___ Task material ___
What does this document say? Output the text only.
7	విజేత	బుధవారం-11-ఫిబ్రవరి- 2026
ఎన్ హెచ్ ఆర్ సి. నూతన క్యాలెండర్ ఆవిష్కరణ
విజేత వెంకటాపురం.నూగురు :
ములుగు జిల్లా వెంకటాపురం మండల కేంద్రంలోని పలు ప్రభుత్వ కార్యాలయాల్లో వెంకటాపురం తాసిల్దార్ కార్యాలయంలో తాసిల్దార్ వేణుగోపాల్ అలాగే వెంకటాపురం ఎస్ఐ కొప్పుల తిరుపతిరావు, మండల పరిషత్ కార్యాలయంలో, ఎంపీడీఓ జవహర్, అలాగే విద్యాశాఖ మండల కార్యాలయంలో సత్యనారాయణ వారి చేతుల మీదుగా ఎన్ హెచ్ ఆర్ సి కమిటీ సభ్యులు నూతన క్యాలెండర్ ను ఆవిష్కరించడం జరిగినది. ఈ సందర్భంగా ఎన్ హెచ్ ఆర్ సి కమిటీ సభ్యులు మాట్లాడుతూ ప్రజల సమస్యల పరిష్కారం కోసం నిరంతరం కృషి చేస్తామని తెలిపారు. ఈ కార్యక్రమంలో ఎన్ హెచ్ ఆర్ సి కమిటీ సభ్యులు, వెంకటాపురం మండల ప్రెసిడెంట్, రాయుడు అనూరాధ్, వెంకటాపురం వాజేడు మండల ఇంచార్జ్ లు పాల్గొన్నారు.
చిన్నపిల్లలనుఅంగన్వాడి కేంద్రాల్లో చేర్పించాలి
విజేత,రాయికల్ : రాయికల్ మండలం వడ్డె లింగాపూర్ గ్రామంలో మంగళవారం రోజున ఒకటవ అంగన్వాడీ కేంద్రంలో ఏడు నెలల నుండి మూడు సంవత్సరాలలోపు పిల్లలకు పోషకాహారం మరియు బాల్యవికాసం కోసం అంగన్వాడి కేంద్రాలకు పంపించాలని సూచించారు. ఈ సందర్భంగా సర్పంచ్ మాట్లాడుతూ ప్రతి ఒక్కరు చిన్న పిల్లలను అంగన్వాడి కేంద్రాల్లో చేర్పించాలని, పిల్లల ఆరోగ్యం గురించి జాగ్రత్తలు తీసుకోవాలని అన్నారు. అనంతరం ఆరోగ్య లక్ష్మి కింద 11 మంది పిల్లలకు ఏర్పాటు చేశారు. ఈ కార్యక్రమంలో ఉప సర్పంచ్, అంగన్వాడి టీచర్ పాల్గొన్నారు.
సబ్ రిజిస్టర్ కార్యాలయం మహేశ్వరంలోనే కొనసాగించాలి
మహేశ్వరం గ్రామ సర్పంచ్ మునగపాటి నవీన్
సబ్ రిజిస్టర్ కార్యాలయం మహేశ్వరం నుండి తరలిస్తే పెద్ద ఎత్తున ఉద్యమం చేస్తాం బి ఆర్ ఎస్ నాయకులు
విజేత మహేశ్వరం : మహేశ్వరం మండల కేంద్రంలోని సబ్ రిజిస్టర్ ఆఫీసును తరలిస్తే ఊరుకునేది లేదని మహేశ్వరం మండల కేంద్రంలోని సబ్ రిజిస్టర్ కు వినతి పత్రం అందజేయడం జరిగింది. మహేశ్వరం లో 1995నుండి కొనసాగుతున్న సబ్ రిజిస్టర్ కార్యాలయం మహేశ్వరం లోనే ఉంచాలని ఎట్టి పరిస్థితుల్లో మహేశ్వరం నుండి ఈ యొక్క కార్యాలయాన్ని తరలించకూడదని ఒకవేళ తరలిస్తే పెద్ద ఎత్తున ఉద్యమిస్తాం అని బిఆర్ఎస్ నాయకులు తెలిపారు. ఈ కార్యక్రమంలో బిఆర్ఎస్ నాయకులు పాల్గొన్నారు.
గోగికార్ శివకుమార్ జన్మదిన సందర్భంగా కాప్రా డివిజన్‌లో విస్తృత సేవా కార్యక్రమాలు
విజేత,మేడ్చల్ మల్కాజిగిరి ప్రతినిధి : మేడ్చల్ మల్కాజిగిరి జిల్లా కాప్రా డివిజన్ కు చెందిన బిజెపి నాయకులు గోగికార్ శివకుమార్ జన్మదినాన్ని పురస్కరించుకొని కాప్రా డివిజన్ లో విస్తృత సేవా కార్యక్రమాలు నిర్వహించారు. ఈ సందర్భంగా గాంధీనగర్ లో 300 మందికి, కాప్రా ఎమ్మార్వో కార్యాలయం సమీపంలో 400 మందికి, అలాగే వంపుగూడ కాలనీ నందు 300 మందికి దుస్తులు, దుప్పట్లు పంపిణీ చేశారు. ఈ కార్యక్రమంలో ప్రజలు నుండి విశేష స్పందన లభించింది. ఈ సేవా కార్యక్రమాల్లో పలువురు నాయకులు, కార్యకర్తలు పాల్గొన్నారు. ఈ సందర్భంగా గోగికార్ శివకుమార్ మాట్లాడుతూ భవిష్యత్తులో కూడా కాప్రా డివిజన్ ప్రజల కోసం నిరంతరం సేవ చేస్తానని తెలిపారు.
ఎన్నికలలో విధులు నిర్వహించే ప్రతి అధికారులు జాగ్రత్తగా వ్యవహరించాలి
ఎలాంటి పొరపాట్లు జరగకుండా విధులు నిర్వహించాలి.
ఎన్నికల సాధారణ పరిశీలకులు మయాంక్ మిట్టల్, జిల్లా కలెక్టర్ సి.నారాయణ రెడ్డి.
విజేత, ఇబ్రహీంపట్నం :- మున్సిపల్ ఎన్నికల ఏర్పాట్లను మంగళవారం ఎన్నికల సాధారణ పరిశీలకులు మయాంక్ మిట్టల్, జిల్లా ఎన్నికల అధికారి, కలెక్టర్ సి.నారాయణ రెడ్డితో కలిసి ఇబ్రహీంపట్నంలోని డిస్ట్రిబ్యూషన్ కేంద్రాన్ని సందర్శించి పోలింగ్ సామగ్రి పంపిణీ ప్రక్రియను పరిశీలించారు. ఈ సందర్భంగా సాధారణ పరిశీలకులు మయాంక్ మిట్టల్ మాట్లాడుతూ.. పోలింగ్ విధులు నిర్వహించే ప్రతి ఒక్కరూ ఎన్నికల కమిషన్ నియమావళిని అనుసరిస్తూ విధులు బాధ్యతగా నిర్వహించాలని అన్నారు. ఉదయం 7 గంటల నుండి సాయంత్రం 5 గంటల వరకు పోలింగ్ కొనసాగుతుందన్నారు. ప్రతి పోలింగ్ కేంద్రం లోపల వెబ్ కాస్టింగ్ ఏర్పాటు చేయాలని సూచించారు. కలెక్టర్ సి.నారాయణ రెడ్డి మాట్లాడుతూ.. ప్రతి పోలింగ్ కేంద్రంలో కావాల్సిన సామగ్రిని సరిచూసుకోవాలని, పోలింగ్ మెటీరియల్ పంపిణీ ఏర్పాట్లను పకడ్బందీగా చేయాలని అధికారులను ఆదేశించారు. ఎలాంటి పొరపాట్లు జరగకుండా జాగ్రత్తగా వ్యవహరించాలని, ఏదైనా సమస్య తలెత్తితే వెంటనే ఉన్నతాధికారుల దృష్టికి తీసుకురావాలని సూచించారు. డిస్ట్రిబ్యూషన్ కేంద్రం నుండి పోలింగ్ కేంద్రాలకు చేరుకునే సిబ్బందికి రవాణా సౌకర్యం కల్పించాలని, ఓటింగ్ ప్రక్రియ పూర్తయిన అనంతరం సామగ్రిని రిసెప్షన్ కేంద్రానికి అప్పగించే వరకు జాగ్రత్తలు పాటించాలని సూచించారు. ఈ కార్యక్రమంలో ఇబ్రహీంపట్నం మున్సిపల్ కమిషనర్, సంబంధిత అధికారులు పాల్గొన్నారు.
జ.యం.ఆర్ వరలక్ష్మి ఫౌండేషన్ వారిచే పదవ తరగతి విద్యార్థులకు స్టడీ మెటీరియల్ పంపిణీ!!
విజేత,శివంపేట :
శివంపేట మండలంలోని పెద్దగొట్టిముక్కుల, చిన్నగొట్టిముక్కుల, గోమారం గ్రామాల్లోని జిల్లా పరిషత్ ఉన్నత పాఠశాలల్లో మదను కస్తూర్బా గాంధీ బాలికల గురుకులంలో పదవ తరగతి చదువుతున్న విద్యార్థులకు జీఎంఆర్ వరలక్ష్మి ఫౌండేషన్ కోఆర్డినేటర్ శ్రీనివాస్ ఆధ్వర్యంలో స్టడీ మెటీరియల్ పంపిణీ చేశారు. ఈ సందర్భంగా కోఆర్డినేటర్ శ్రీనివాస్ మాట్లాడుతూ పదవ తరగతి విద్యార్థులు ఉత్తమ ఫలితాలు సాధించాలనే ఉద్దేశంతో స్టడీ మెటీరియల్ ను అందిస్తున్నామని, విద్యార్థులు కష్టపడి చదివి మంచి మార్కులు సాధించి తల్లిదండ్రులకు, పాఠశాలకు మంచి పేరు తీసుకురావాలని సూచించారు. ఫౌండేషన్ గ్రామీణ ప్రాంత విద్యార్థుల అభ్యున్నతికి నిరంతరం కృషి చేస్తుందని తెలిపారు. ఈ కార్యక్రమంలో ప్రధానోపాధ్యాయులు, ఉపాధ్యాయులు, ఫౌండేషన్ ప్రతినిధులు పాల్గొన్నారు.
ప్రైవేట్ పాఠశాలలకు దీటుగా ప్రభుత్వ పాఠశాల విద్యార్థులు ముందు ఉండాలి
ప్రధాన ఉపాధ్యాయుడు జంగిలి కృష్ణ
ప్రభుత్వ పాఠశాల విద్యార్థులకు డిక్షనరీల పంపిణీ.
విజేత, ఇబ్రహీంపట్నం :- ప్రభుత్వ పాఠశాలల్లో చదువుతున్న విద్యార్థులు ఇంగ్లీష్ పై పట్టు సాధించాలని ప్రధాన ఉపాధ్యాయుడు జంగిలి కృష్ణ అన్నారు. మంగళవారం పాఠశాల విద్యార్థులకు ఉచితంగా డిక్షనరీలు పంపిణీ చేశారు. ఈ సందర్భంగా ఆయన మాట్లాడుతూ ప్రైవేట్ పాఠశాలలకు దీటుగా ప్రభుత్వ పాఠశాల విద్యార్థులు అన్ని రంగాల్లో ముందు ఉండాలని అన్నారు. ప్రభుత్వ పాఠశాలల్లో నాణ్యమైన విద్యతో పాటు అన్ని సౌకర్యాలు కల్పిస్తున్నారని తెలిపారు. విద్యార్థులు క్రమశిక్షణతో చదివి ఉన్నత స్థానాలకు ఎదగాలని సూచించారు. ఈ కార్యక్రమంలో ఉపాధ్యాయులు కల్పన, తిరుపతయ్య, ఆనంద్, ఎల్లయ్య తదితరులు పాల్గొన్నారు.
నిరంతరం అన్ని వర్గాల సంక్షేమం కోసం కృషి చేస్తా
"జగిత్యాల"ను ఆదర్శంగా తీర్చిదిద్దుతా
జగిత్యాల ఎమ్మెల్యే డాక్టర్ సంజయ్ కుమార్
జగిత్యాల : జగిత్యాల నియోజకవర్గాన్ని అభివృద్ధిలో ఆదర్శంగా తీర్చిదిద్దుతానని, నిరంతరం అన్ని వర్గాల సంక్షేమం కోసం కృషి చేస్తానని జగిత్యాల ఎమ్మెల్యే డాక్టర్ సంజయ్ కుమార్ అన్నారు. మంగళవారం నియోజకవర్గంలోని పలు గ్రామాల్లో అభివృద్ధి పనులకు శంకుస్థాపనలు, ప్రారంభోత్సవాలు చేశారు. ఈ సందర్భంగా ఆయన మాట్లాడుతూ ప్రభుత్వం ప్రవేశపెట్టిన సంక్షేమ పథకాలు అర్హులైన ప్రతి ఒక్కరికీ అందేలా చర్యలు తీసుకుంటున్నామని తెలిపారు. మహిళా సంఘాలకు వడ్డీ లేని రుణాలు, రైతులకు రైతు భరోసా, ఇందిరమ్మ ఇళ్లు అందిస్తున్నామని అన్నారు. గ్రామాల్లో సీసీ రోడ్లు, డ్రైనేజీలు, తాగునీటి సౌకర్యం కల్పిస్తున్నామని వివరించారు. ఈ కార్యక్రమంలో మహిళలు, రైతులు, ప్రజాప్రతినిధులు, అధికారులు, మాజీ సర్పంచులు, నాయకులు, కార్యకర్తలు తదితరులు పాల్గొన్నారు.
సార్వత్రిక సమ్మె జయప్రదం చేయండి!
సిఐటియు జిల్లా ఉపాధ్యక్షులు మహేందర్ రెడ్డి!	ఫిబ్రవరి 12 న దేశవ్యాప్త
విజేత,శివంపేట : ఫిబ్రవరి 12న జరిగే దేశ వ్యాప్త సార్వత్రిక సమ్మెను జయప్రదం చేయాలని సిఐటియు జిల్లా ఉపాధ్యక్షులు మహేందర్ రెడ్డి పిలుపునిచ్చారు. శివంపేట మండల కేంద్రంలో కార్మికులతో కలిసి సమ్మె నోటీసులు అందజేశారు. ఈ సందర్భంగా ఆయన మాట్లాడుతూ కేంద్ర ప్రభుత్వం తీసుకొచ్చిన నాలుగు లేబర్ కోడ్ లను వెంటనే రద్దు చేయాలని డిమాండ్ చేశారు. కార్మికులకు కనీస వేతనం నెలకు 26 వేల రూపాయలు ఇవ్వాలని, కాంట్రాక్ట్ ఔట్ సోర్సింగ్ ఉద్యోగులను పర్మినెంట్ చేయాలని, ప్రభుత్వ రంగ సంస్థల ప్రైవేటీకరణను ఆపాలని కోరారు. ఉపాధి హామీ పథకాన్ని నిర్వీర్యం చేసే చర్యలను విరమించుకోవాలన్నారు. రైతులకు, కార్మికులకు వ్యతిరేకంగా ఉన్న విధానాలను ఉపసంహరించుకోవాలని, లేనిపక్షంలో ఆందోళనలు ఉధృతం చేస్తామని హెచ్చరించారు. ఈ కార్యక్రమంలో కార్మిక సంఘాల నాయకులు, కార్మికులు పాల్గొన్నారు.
___
What you have to do
Filter the data for the string "వరలక" and copy every line that has it.

Solution to the problem
జ.యం.ఆర్ వరలక్ష్మి ఫౌండేషన్ వారిచే పదవ తరగతి విద్యార్థులకు స్టడీ మెటీరియల్ పంపిణీ!!
శివంపేట మండలంలోని పెద్దగొట్టిముక్కుల, చిన్నగొట్టిముక్కుల, గోమారం గ్రామాల్లోని జిల్లా పరిషత్ ఉన్నత పాఠశాలల్లో మదను కస్తూర్బా గాంధీ బాలికల గురుకులంలో పదవ తరగతి చదువుతున్న విద్యార్థులకు జీఎంఆర్ వరలక్ష్మి ఫౌండేషన్ కోఆర్డినేటర్ శ్రీనివాస్ ఆధ్వర్యంలో స్టడీ మెటీరియల్ పంపిణీ చేశారు. ఈ సందర్భంగా కోఆర్డినేటర్ శ్రీనివాస్ మాట్లాడుతూ పదవ తరగతి విద్యార్థులు ఉత్తమ ఫలితాలు సాధించాలనే ఉద్దేశంతో స్టడీ మెటీరియల్ ను అందిస్తున్నామని, విద్యార్థులు కష్టపడి చదివి మంచి మార్కులు సాధించి తల్లిదండ్రులకు, పాఠశాలకు మంచి పేరు తీసుకురావాలని సూచించారు. ఫౌండేషన్ గ్రామీణ ప్రాంత విద్యార్థుల అభ్యున్నతికి నిరంతరం కృషి చేస్తుందని తెలిపారు. ఈ కార్యక్రమంలో ప్రధానోపాధ్యాయులు, ఉపాధ్యాయులు, ఫౌండేషన్ ప్రతినిధులు పాల్గొన్నారు.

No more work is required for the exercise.